*WORK REQUIRED:* Note how many lines in the entries contain the string "JSON", then give that number and nothing else.

*EXERCISE MATERIALS:*
☆ ☆ ☆
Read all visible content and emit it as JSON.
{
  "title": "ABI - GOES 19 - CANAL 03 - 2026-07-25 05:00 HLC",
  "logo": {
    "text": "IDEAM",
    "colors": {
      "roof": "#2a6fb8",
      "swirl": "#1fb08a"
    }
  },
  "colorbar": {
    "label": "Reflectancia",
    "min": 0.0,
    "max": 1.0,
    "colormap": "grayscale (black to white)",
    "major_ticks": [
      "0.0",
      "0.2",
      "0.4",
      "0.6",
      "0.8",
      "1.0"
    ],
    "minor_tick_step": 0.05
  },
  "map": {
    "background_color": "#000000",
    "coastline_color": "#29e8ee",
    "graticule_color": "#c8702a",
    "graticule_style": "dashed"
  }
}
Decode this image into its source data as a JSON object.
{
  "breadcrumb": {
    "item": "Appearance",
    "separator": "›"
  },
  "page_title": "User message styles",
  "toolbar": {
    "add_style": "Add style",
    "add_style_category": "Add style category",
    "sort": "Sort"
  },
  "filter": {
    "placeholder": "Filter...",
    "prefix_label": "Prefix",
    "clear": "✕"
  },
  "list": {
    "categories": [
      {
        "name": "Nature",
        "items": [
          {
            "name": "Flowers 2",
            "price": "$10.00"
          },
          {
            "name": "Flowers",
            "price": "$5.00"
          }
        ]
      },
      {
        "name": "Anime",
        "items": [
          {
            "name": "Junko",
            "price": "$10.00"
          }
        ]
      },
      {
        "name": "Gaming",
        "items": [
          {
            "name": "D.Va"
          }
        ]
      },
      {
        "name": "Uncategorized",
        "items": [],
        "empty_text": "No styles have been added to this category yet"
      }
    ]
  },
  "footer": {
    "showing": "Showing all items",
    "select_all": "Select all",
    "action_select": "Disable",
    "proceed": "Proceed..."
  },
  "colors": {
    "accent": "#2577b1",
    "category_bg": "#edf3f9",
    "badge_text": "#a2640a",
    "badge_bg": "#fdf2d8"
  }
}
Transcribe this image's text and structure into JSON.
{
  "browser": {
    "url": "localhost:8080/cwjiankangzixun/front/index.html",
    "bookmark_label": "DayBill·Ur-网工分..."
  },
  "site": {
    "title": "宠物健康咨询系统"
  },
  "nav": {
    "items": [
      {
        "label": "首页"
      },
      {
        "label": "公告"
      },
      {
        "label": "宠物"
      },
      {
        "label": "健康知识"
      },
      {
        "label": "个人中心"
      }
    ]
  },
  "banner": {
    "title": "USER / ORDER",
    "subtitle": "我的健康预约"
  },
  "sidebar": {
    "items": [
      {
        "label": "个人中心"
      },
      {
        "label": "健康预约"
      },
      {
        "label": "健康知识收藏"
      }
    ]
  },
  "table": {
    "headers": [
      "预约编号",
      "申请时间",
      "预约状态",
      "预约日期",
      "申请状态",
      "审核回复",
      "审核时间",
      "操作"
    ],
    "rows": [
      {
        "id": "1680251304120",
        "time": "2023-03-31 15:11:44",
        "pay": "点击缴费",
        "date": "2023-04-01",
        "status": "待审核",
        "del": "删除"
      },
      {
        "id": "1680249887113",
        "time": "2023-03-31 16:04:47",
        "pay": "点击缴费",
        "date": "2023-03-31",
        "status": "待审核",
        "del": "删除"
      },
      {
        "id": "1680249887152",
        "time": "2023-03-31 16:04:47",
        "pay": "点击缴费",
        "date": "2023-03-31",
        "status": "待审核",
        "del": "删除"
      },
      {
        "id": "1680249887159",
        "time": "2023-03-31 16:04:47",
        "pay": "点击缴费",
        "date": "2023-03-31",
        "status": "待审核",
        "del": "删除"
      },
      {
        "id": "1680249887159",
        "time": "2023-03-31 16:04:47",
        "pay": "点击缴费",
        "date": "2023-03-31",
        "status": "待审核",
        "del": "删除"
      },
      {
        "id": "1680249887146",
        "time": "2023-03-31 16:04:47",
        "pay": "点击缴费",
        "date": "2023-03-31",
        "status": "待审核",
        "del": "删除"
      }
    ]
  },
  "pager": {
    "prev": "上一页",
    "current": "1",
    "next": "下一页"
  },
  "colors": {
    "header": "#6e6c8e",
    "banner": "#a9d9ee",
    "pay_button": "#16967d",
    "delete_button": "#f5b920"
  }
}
☆ ☆ ☆
*TASK RESPONSE:* 3